-- START OF RECORDS SUPPLIED --

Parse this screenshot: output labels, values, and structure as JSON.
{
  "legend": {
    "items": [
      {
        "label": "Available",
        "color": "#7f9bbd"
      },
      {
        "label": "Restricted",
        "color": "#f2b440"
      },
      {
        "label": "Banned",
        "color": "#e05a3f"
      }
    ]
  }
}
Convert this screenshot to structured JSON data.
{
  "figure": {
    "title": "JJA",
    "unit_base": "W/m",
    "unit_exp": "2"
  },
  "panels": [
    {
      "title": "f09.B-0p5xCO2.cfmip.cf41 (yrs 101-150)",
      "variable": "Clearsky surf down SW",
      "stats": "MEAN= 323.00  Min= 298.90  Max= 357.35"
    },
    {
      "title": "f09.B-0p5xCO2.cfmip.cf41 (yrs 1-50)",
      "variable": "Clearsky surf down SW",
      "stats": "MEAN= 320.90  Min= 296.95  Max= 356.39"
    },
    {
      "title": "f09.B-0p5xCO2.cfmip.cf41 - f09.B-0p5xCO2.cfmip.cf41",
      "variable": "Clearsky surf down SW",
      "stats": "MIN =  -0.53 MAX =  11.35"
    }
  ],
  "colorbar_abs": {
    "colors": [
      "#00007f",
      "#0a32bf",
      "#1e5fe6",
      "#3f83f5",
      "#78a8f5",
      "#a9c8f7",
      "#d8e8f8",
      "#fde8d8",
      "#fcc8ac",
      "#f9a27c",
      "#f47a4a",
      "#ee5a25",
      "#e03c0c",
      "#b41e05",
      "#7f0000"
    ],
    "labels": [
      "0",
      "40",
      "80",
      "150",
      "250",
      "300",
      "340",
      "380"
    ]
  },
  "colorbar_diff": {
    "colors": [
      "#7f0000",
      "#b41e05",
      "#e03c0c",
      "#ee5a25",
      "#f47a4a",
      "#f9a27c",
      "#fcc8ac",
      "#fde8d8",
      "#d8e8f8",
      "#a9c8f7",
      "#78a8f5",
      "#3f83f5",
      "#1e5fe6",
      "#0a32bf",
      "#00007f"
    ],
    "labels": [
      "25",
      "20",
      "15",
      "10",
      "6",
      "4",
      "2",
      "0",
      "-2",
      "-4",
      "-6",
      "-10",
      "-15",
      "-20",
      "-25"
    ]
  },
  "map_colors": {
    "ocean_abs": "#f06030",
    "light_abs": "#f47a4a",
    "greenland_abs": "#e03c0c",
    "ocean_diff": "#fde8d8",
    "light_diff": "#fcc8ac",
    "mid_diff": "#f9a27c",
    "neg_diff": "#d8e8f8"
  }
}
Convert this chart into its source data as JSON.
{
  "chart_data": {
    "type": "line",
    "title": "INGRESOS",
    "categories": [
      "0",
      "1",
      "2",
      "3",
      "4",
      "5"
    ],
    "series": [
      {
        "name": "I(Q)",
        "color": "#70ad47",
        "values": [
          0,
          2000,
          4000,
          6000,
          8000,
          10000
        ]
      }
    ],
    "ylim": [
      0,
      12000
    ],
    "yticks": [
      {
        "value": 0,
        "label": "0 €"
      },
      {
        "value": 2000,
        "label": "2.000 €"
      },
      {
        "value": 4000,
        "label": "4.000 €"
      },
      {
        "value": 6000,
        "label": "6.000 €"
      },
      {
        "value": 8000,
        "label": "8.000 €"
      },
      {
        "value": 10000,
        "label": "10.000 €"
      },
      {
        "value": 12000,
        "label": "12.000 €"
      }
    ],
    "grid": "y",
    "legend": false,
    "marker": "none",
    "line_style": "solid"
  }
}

-- END OF RECORDS SUPPLIED --

# GIVEN INSTRUCTION
Reproduce the entries above in full, verbatim.

# THE SOLUTION
Parse this screenshot: output labels, values, and structure as JSON.
{
  "legend": {
    "items": [
      {
        "label": "Available",
        "color": "#7f9bbd"
      },
      {
        "label": "Restricted",
        "color": "#f2b440"
      },
      {
        "label": "Banned",
        "color": "#e05a3f"
      }
    ]
  }
}
Convert this screenshot to structured JSON data.
{
  "figure": {
    "title": "JJA",
    "unit_base": "W/m",
    "unit_exp": "2"
  },
  "panels": [
    {
      "title": "f09.B-0p5xCO2.cfmip.cf41 (yrs 101-150)",
      "variable": "Clearsky surf down SW",
      "stats": "MEAN= 323.00  Min= 298.90  Max= 357.35"
    },
    {
      "title": "f09.B-0p5xCO2.cfmip.cf41 (yrs 1-50)",
      "variable": "Clearsky surf down SW",
      "stats": "MEAN= 320.90  Min= 296.95  Max= 356.39"
    },
    {
      "title": "f09.B-0p5xCO2.cfmip.cf41 - f09.B-0p5xCO2.cfmip.cf41",
      "variable": "Clearsky surf down SW",
      "stats": "MIN =  -0.53 MAX =  11.35"
    }
  ],
  "colorbar_abs": {
    "colors": [
      "#00007f",
      "#0a32bf",
      "#1e5fe6",
      "#3f83f5",
      "#78a8f5",
      "#a9c8f7",
      "#d8e8f8",
      "#fde8d8",
      "#fcc8ac",
      "#f9a27c",
      "#f47a4a",
      "#ee5a25",
      "#e03c0c",
      "#b41e05",
      "#7f0000"
    ],
    "labels": [
      "0",
      "40",
      "80",
      "150",
      "250",
      "300",
      "340",
      "380"
    ]
  },
  "colorbar_diff": {
    "colors": [
      "#7f0000",
      "#b41e05",
      "#e03c0c",
      "#ee5a25",
      "#f47a4a",
      "#f9a27c",
      "#fcc8ac",
      "#fde8d8",
      "#d8e8f8",
      "#a9c8f7",
      "#78a8f5",
      "#3f83f5",
      "#1e5fe6",
      "#0a32bf",
      "#00007f"
    ],
    "labels": [
      "25",
      "20",
      "15",
      "10",
      "6",
      "4",
      "2",
      "0",
      "-2",
      "-4",
      "-6",
      "-10",
      "-15",
      "-20",
      "-25"
    ]
  },
  "map_colors": {
    "ocean_abs": "#f06030",
    "light_abs": "#f47a4a",
    "greenland_abs": "#e03c0c",
    "ocean_diff": "#fde8d8",
    "light_diff": "#fcc8ac",
    "mid_diff": "#f9a27c",
    "neg_diff": "#d8e8f8"
  }
}
Convert this chart into its source data as JSON.
{
  "chart_data": {
    "type": "line",
    "title": "INGRESOS",
    "categories": [
      "0",
      "1",
      "2",
      "3",
      "4",
      "5"
    ],
    "series": [
      {
        "name": "I(Q)",
        "color": "#70ad47",
        "values": [
          0,
          2000,
          4000,
          6000,
          8000,
          10000
        ]
      }
    ],
    "ylim": [
      0,
      12000
    ],
    "yticks": [
      {
        "value": 0,
        "label": "0 €"
      },
      {
        "value": 2000,
        "label": "2.000 €"
      },
      {
        "value": 4000,
        "label": "4.000 €"
      },
      {
        "value": 6000,
        "label": "6.000 €"
      },
      {
        "value": 8000,
        "label": "8.000 €"
      },
      {
        "value": 10000,
        "label": "10.000 €"
      },
      {
        "value": 12000,
        "label": "12.000 €"
      }
    ],
    "grid": "y",
    "legend": false,
    "marker": "none",
    "line_style": "solid"
  }
}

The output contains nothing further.